Given request -
Gather all lines in the data that hold the string "Blockchain".

Input material -
----

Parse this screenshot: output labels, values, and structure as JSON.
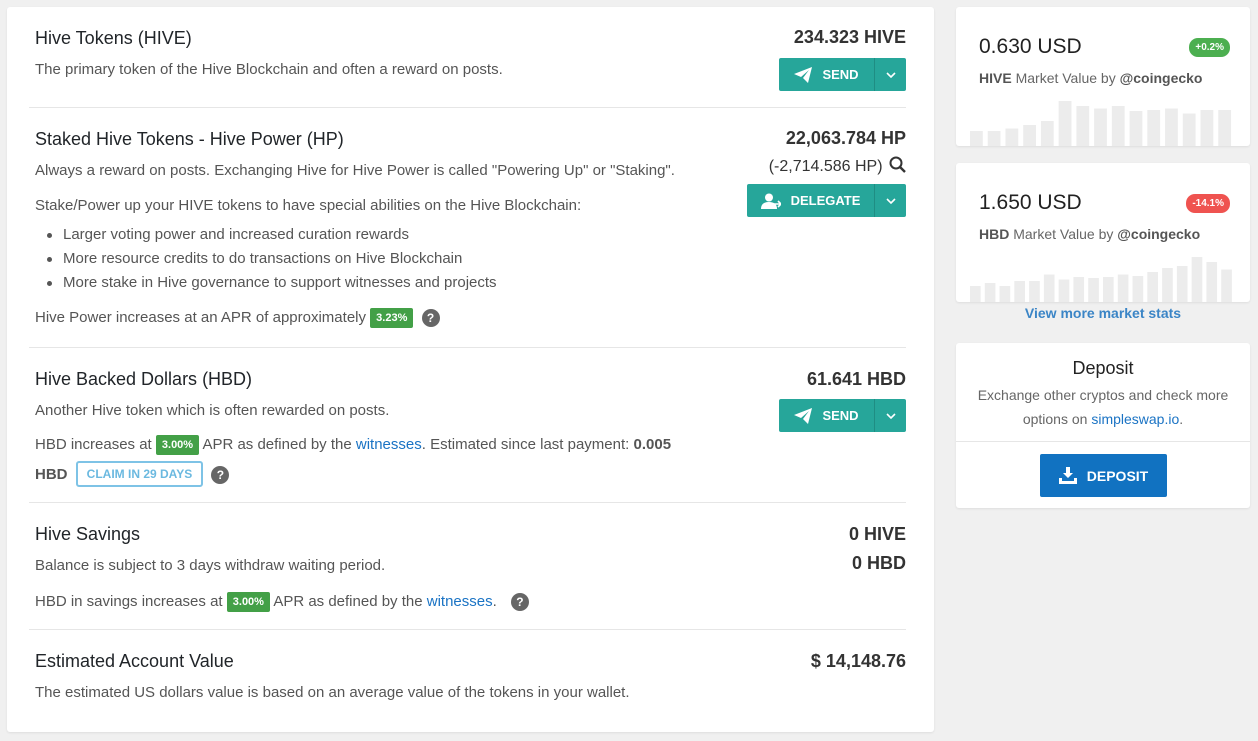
{
  "hive": {
    "title": "Hive Tokens (HIVE)",
    "desc": "The primary token of the Hive Blockchain and often a reward on posts.",
    "amount": "234.323 HIVE",
    "send_label": "SEND"
  },
  "hp": {
    "title": "Staked Hive Tokens - Hive Power (HP)",
    "desc": "Always a reward on posts. Exchanging Hive for Hive Power is called \"Powering Up\" or \"Staking\".",
    "desc2": "Stake/Power up your HIVE tokens to have special abilities on the Hive Blockchain:",
    "bullets": [
      "Larger voting power and increased curation rewards",
      "More resource credits to do transactions on Hive Blockchain",
      "More stake in Hive governance to support witnesses and projects"
    ],
    "apr_text": "Hive Power increases at an APR of approximately",
    "apr": "3.23%",
    "amount": "22,063.784 HP",
    "delegated": "(-2,714.586 HP)",
    "delegate_label": "DELEGATE"
  },
  "hbd": {
    "title": "Hive Backed Dollars (HBD)",
    "desc": "Another Hive token which is often rewarded on posts.",
    "apr_prefix": "HBD increases at",
    "apr": "3.00%",
    "apr_mid": "APR as defined by the",
    "witnesses_link": "witnesses",
    "estimated_text": ". Estimated since last payment:",
    "estimated_value": "0.005",
    "estimated_unit": "HBD",
    "claim_label": "CLAIM IN 29 DAYS",
    "amount": "61.641 HBD",
    "send_label": "SEND"
  },
  "savings": {
    "title": "Hive Savings",
    "desc": "Balance is subject to 3 days withdraw waiting period.",
    "apr_prefix": "HBD in savings increases at",
    "apr": "3.00%",
    "apr_mid": "APR as defined by the",
    "witnesses_link": "witnesses",
    "apr_suffix": ".",
    "amount_hive": "0 HIVE",
    "amount_hbd": "0 HBD"
  },
  "estimated": {
    "title": "Estimated Account Value",
    "desc": "The estimated US dollars value is based on an average value of the tokens in your wallet.",
    "amount": "$ 14,148.76"
  },
  "market_hive": {
    "price": "0.630 USD",
    "change": "+0.2%",
    "change_color": "#4caf50",
    "token": "HIVE",
    "source_text": "Market Value by",
    "source": "@coingecko",
    "sparkline": [
      0.3,
      0.3,
      0.35,
      0.42,
      0.5,
      0.9,
      0.8,
      0.75,
      0.8,
      0.7,
      0.72,
      0.75,
      0.65,
      0.72,
      0.72
    ]
  },
  "market_hbd": {
    "price": "1.650 USD",
    "change": "-14.1%",
    "change_color": "#ef5350",
    "token": "HBD",
    "source_text": "Market Value by",
    "source": "@coingecko",
    "sparkline": [
      0.32,
      0.38,
      0.32,
      0.42,
      0.42,
      0.55,
      0.45,
      0.5,
      0.48,
      0.5,
      0.55,
      0.52,
      0.6,
      0.68,
      0.72,
      0.9,
      0.8,
      0.65
    ]
  },
  "view_more": "View more market stats",
  "deposit": {
    "title": "Deposit",
    "text_line1": "Exchange other cryptos and check more",
    "text_line2_prefix": "options on",
    "link": "simpleswap.io",
    "text_line2_suffix": ".",
    "button_label": "DEPOSIT"
  }
}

----

Response to the exercise -
    "desc": "The primary token of the Hive Blockchain and often a reward on posts.",
    "desc2": "Stake/Power up your HIVE tokens to have special abilities on the Hive Blockchain:",
      "More resource credits to do transactions on Hive Blockchain",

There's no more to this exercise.